===== TASK DATA
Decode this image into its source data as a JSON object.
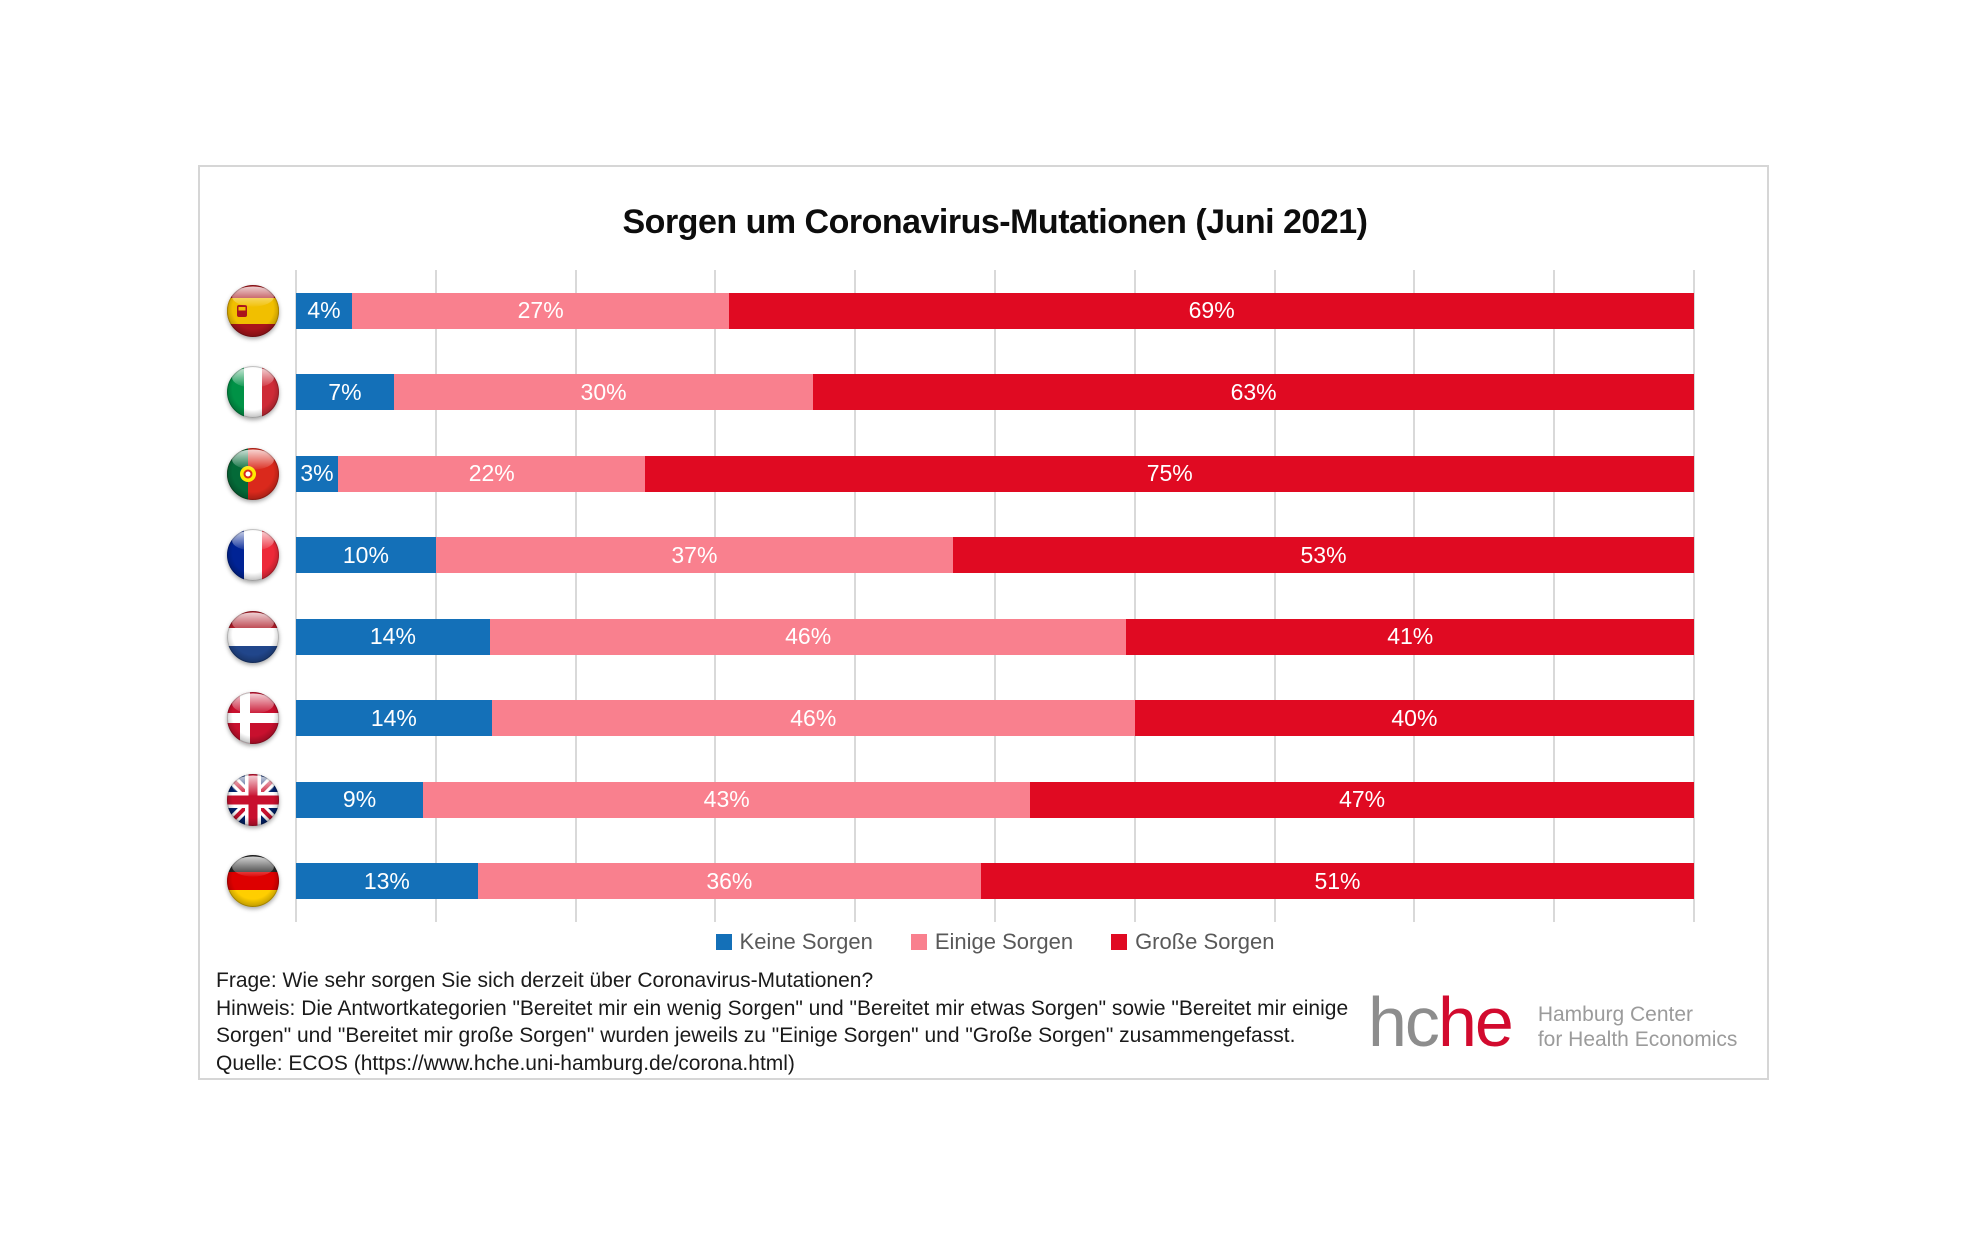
{
  "title": "Sorgen um Coronavirus-Mutationen (Juni 2021)",
  "chart_data": {
    "type": "bar",
    "stacked": true,
    "orientation": "horizontal",
    "unit": "%",
    "xlim": [
      0,
      100
    ],
    "gridline_step": 10,
    "grid": true,
    "legend_position": "bottom",
    "categories": [
      {
        "icon": "flag-spain-icon",
        "code": "es"
      },
      {
        "icon": "flag-italy-icon",
        "code": "it"
      },
      {
        "icon": "flag-portugal-icon",
        "code": "pt"
      },
      {
        "icon": "flag-france-icon",
        "code": "fr"
      },
      {
        "icon": "flag-netherlands-icon",
        "code": "nl"
      },
      {
        "icon": "flag-denmark-icon",
        "code": "dk"
      },
      {
        "icon": "flag-uk-icon",
        "code": "gb"
      },
      {
        "icon": "flag-germany-icon",
        "code": "de"
      }
    ],
    "series": [
      {
        "name": "Keine Sorgen",
        "color": "#1470B8",
        "values": [
          4,
          7,
          3,
          10,
          14,
          14,
          9,
          13
        ]
      },
      {
        "name": "Einige Sorgen",
        "color": "#F9808E",
        "values": [
          27,
          30,
          22,
          37,
          46,
          46,
          43,
          36
        ]
      },
      {
        "name": "Große Sorgen",
        "color": "#E00A22",
        "values": [
          69,
          63,
          75,
          53,
          41,
          40,
          47,
          51
        ]
      }
    ]
  },
  "footer": {
    "frage": "Frage: Wie sehr sorgen Sie sich derzeit über  Coronavirus-Mutationen?",
    "hinweis": "Hinweis: Die Antwortkategorien \"Bereitet mir ein wenig Sorgen\" und \"Bereitet mir etwas Sorgen\" sowie \"Bereitet mir einige Sorgen\" und \"Bereitet mir große Sorgen\" wurden jeweils zu \"Einige Sorgen\" und \"Große Sorgen\" zusammengefasst.",
    "quelle": "Quelle: ECOS (https://www.hche.uni-hamburg.de/corona.html)"
  },
  "logo": {
    "gray_text": "hc",
    "red_text": "he",
    "subtitle_line1": "Hamburg Center",
    "subtitle_line2": "for Health Economics",
    "gray_color": "#8d8d8d",
    "red_color": "#d20a2e",
    "subtitle_color": "#9b9b9b"
  },
  "colors": {
    "gridline": "#d9d9d9",
    "chart_border": "#d6d6d6",
    "legend_text": "#595959",
    "bar_label_text": "#ffffff",
    "title_text": "#0d0d0d"
  }
}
==========
ASSIGNED TASK:
The records above must be repeated exactly, minus their pictures.

RESPONSE TO THIS EXERCISE:
Decode this image into its source data as a JSON object.
{
  "title": "Sorgen um Coronavirus-Mutationen (Juni 2021)",
  "chart_data": {
    "type": "bar",
    "stacked": true,
    "orientation": "horizontal",
    "unit": "%",
    "xlim": [
      0,
      100
    ],
    "gridline_step": 10,
    "grid": true,
    "legend_position": "bottom",
    "categories": [
      {
        "icon": "flag-spain-icon",
        "code": "es"
      },
      {
        "icon": "flag-italy-icon",
        "code": "it"
      },
      {
        "icon": "flag-portugal-icon",
        "code": "pt"
      },
      {
        "icon": "flag-france-icon",
        "code": "fr"
      },
      {
        "icon": "flag-netherlands-icon",
        "code": "nl"
      },
      {
        "icon": "flag-denmark-icon",
        "code": "dk"
      },
      {
        "icon": "flag-uk-icon",
        "code": "gb"
      },
      {
        "icon": "flag-germany-icon",
        "code": "de"
      }
    ],
    "series": [
      {
        "name": "Keine Sorgen",
        "color": "#1470B8",
        "values": [
          4,
          7,
          3,
          10,
          14,
          14,
          9,
          13
        ]
      },
      {
        "name": "Einige Sorgen",
        "color": "#F9808E",
        "values": [
          27,
          30,
          22,
          37,
          46,
          46,
          43,
          36
        ]
      },
      {
        "name": "Große Sorgen",
        "color": "#E00A22",
        "values": [
          69,
          63,
          75,
          53,
          41,
          40,
          47,
          51
        ]
      }
    ]
  },
  "footer": {
    "frage": "Frage: Wie sehr sorgen Sie sich derzeit über  Coronavirus-Mutationen?",
    "hinweis": "Hinweis: Die Antwortkategorien \"Bereitet mir ein wenig Sorgen\" und \"Bereitet mir etwas Sorgen\" sowie \"Bereitet mir einige Sorgen\" und \"Bereitet mir große Sorgen\" wurden jeweils zu \"Einige Sorgen\" und \"Große Sorgen\" zusammengefasst.",
    "quelle": "Quelle: ECOS (https://www.hche.uni-hamburg.de/corona.html)"
  },
  "logo": {
    "gray_text": "hc",
    "red_text": "he",
    "subtitle_line1": "Hamburg Center",
    "subtitle_line2": "for Health Economics",
    "gray_color": "#8d8d8d",
    "red_color": "#d20a2e",
    "subtitle_color": "#9b9b9b"
  },
  "colors": {
    "gridline": "#d9d9d9",
    "chart_border": "#d6d6d6",
    "legend_text": "#595959",
    "bar_label_text": "#ffffff",
    "title_text": "#0d0d0d"
  }
}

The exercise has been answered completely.